## Problem requirements
Scan the listing below. Report each line that includes "pedagogikk".

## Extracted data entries
________________________

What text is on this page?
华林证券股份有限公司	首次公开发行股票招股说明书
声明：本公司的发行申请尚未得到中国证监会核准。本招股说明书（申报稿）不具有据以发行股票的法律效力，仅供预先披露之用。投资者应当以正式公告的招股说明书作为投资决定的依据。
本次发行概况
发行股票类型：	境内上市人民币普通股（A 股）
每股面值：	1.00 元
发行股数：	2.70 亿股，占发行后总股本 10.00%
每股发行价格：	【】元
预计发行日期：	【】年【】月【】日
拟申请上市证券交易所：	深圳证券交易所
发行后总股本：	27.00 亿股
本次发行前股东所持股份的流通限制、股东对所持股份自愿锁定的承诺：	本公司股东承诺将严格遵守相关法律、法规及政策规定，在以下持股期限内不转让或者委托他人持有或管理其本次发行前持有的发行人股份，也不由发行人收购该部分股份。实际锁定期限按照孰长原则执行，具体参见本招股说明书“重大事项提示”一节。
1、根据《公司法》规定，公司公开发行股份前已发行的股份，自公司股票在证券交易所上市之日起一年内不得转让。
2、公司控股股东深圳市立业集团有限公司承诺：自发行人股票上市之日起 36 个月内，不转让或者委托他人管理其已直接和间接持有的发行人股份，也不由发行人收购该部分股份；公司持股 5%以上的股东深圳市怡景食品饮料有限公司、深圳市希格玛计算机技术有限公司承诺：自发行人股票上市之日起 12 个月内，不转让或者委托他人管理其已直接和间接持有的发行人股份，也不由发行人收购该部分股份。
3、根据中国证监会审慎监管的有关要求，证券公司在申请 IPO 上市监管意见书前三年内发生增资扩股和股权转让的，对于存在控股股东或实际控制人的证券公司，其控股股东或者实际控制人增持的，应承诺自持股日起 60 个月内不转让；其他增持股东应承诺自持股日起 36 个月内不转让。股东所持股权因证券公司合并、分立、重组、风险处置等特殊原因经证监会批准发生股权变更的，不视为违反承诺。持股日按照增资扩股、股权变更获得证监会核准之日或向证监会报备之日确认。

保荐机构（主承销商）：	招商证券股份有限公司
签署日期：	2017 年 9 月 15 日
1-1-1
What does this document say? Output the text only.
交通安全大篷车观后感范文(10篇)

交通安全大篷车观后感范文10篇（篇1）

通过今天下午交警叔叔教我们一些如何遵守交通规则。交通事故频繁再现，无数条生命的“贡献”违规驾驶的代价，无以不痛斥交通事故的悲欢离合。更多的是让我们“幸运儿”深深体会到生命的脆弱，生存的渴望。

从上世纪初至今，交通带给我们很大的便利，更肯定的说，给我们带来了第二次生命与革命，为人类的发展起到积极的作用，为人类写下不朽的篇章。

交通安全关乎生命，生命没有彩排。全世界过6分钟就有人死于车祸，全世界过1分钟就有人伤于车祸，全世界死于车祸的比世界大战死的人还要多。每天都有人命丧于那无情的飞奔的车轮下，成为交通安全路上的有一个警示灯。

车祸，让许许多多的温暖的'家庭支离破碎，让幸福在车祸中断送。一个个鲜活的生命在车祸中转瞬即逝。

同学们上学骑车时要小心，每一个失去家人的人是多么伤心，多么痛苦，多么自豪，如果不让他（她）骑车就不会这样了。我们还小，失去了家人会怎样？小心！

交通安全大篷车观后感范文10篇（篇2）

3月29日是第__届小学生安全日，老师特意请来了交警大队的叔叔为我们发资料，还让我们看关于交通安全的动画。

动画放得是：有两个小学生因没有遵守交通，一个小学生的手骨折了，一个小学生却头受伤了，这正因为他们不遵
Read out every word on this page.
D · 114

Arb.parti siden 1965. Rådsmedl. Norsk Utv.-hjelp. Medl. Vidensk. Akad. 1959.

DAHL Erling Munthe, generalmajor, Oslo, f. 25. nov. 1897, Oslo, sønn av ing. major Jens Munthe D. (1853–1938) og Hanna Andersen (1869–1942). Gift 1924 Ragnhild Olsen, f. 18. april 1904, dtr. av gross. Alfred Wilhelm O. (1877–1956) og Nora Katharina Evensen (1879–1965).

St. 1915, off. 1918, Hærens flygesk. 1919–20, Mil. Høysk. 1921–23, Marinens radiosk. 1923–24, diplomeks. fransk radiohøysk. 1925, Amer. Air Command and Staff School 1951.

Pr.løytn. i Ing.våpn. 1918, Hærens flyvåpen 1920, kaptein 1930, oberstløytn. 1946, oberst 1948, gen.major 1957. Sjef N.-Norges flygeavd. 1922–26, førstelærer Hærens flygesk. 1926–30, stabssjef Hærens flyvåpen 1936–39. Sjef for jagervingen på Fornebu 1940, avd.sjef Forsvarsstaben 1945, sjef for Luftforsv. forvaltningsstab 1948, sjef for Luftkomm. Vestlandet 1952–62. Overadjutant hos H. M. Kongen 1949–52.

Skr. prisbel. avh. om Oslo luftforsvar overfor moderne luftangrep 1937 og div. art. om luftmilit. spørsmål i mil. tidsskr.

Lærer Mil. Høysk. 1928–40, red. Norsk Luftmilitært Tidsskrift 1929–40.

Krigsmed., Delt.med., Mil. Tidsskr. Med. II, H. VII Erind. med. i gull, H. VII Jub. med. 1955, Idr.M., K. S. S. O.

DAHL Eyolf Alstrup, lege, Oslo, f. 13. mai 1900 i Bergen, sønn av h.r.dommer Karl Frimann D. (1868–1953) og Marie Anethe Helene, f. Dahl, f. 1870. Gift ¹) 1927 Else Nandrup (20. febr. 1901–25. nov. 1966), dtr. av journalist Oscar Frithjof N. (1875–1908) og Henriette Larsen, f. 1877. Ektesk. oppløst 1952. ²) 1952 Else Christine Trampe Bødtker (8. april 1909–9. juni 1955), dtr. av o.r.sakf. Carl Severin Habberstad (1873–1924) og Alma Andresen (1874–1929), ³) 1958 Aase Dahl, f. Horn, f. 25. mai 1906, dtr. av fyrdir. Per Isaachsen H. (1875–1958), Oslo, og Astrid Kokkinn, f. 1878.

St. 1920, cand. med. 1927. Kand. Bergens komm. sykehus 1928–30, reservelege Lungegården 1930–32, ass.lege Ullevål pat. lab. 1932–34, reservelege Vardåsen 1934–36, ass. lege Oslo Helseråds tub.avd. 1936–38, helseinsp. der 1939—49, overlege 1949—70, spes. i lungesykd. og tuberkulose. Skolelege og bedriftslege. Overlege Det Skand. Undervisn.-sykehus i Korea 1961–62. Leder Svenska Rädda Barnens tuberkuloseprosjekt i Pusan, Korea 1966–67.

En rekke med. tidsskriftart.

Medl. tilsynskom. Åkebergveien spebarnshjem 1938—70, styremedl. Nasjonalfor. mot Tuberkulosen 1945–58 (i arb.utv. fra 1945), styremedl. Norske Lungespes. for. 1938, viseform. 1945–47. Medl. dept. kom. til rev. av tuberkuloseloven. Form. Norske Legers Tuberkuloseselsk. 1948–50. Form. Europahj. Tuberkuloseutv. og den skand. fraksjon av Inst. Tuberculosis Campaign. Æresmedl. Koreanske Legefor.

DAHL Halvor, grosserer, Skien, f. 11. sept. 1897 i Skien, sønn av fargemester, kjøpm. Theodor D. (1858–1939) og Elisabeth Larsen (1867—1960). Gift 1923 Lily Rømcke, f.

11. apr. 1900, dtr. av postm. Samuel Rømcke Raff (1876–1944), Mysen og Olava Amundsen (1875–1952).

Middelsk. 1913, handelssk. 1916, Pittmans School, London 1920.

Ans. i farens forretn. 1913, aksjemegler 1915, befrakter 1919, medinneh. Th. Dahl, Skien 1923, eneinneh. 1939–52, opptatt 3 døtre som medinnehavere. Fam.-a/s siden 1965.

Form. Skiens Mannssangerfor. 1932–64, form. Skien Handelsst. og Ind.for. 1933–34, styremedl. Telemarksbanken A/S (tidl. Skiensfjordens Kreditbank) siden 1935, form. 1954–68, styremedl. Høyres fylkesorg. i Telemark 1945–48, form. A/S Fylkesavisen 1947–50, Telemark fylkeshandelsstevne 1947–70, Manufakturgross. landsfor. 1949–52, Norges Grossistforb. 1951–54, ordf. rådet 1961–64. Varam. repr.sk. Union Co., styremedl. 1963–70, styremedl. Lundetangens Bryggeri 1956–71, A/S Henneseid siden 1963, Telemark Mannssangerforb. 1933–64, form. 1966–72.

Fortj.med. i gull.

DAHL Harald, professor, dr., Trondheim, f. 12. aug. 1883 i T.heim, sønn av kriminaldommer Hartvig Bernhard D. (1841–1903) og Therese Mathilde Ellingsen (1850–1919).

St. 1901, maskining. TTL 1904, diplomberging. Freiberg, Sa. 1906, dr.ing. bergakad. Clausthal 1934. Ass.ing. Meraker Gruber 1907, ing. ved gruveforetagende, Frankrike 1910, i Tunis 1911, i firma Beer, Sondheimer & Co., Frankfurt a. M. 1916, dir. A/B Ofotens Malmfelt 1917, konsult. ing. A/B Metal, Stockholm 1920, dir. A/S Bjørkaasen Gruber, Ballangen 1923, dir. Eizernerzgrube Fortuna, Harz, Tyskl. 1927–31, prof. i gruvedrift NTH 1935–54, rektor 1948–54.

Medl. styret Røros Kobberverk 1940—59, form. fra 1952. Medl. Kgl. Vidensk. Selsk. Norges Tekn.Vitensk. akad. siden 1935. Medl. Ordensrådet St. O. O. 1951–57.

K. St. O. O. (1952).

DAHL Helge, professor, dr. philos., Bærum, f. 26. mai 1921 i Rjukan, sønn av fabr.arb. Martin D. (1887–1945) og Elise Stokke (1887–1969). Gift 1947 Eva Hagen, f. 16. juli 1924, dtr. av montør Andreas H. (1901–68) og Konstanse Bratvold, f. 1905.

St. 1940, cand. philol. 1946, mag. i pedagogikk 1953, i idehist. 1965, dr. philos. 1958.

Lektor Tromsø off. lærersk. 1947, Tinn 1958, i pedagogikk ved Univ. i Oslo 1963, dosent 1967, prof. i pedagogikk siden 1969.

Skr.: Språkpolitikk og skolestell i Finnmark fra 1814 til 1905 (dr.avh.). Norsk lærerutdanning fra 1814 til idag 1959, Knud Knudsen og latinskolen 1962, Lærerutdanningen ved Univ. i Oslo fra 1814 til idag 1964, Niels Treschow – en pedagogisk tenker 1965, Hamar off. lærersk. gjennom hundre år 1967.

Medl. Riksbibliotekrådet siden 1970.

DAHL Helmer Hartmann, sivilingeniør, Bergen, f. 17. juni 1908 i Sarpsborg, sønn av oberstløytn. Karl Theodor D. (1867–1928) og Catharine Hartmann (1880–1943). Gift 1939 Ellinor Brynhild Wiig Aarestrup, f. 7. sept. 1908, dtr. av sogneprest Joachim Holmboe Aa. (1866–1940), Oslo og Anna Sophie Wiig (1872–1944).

________________________

## Response
St. 1940, cand. philol. 1946, mag. i pedagogikk 1953, i idehist. 1965, dr. philos. 1958.
Lektor Tromsø off. lærersk. 1947, Tinn 1958, i pedagogikk ved Univ. i Oslo 1963, dosent 1967, prof. i pedagogikk siden 1969.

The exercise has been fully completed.